── PROVIDED DATA ──

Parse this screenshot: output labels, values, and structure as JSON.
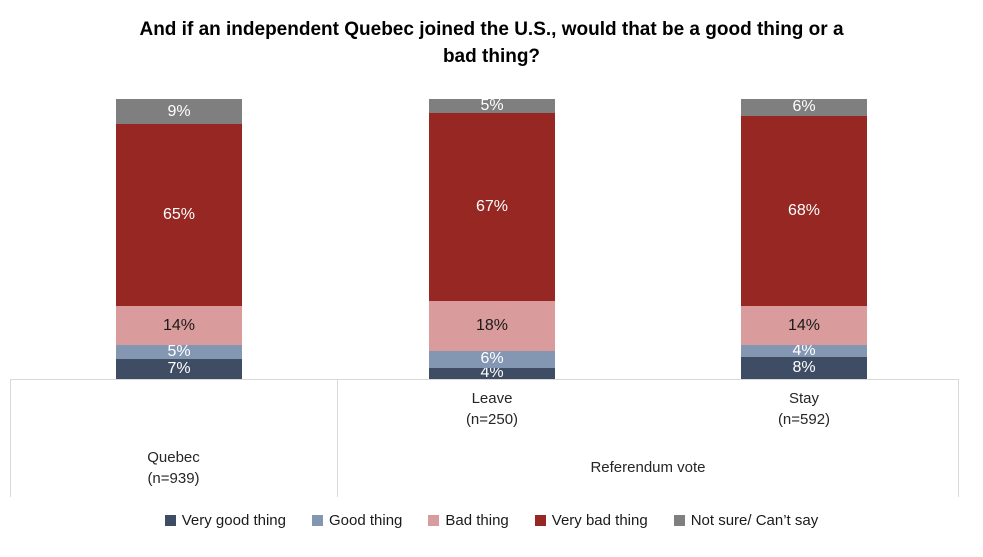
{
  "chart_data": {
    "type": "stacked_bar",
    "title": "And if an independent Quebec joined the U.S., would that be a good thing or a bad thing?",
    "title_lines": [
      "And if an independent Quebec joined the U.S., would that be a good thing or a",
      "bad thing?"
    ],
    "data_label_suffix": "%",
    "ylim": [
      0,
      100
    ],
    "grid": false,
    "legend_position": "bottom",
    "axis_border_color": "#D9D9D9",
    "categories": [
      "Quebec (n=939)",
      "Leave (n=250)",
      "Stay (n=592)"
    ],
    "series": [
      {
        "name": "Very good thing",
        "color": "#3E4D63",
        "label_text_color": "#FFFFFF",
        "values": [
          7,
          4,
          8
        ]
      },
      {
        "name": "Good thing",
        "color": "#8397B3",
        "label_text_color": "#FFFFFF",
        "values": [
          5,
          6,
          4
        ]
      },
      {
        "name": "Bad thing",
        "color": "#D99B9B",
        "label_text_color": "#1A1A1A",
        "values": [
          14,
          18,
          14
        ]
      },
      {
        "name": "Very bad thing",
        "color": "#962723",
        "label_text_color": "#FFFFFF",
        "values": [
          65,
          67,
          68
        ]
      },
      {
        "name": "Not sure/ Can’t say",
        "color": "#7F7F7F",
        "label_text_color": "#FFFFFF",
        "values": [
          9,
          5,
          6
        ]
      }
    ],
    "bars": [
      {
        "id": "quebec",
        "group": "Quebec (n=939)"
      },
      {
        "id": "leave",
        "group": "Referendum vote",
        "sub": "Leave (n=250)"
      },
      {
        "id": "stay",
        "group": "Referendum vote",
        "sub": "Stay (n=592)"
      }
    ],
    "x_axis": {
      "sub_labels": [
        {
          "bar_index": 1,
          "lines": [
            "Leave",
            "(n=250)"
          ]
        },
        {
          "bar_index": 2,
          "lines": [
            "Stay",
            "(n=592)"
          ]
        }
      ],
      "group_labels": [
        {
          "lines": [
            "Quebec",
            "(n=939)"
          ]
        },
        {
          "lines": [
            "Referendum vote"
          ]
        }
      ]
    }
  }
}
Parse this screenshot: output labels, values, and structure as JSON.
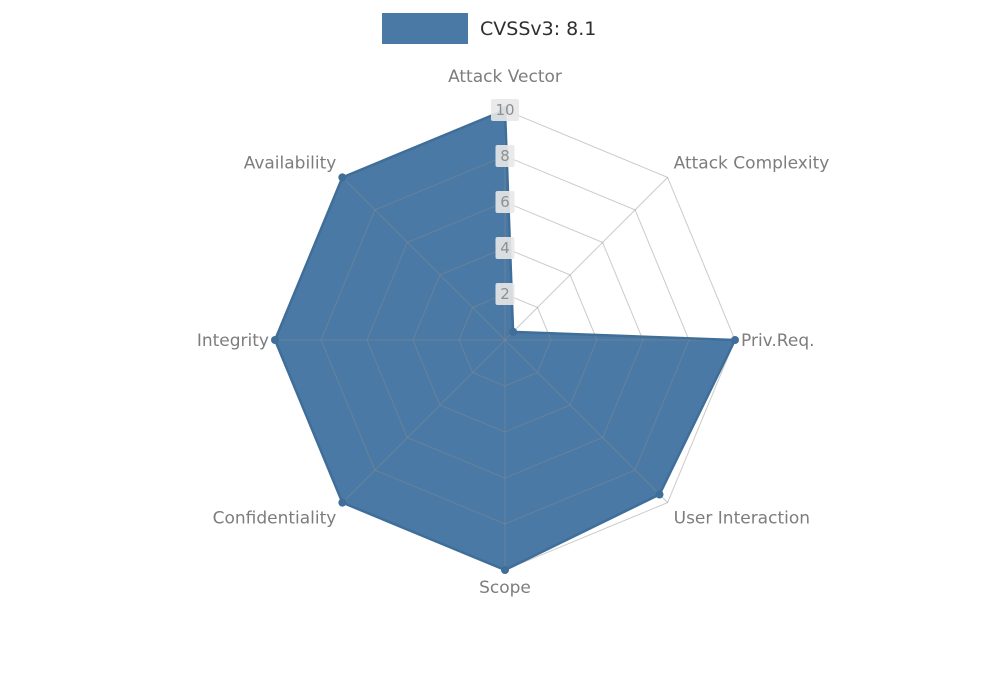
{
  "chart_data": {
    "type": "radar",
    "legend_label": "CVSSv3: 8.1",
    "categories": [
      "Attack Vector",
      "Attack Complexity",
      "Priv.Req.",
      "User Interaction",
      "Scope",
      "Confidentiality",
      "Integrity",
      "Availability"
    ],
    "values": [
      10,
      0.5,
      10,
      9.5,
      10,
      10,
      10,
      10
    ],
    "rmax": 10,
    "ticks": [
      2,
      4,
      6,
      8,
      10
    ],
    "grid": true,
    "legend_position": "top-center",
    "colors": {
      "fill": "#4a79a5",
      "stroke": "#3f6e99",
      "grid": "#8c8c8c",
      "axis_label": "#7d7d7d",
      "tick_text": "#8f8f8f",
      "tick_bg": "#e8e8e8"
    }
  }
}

───

■ WRITTEN EXERCISE:
Reproduce the records, all of them, word for word; omit the pictures.

■ ANSWER TO THIS EXERCISE:
Parse this screenshot: output labels, values, and structure as JSON.
{
  "chart_data": {
    "type": "stacked_bar",
    "title": "And if an independent Quebec joined the U.S., would that be a good thing or a bad thing?",
    "title_lines": [
      "And if an independent Quebec joined the U.S., would that be a good thing or a",
      "bad thing?"
    ],
    "data_label_suffix": "%",
    "ylim": [
      0,
      100
    ],
    "grid": false,
    "legend_position": "bottom",
    "axis_border_color": "#D9D9D9",
    "categories": [
      "Quebec (n=939)",
      "Leave (n=250)",
      "Stay (n=592)"
    ],
    "series": [
      {
        "name": "Very good thing",
        "color": "#3E4D63",
        "label_text_color": "#FFFFFF",
        "values": [
          7,
          4,
          8
        ]
      },
      {
        "name": "Good thing",
        "color": "#8397B3",
        "label_text_color": "#FFFFFF",
        "values": [
          5,
          6,
          4
        ]
      },
      {
        "name": "Bad thing",
        "color": "#D99B9B",
        "label_text_color": "#1A1A1A",
        "values": [
          14,
          18,
          14
        ]
      },
      {
        "name": "Very bad thing",
        "color": "#962723",
        "label_text_color": "#FFFFFF",
        "values": [
          65,
          67,
          68
        ]
      },
      {
        "name": "Not sure/ Can’t say",
        "color": "#7F7F7F",
        "label_text_color": "#FFFFFF",
        "values": [
          9,
          5,
          6
        ]
      }
    ],
    "bars": [
      {
        "id": "quebec",
        "group": "Quebec (n=939)"
      },
      {
        "id": "leave",
        "group": "Referendum vote",
        "sub": "Leave (n=250)"
      },
      {
        "id": "stay",
        "group": "Referendum vote",
        "sub": "Stay (n=592)"
      }
    ],
    "x_axis": {
      "sub_labels": [
        {
          "bar_index": 1,
          "lines": [
            "Leave",
            "(n=250)"
          ]
        },
        {
          "bar_index": 2,
          "lines": [
            "Stay",
            "(n=592)"
          ]
        }
      ],
      "group_labels": [
        {
          "lines": [
            "Quebec",
            "(n=939)"
          ]
        },
        {
          "lines": [
            "Referendum vote"
          ]
        }
      ]
    }
  }
}
Parse this screenshot: output labels, values, and structure as JSON.
{
  "chart_data": {
    "type": "radar",
    "legend_label": "CVSSv3: 8.1",
    "categories": [
      "Attack Vector",
      "Attack Complexity",
      "Priv.Req.",
      "User Interaction",
      "Scope",
      "Confidentiality",
      "Integrity",
      "Availability"
    ],
    "values": [
      10,
      0.5,
      10,
      9.5,
      10,
      10,
      10,
      10
    ],
    "rmax": 10,
    "ticks": [
      2,
      4,
      6,
      8,
      10
    ],
    "grid": true,
    "legend_position": "top-center",
    "colors": {
      "fill": "#4a79a5",
      "stroke": "#3f6e99",
      "grid": "#8c8c8c",
      "axis_label": "#7d7d7d",
      "tick_text": "#8f8f8f",
      "tick_bg": "#e8e8e8"
    }
  }
}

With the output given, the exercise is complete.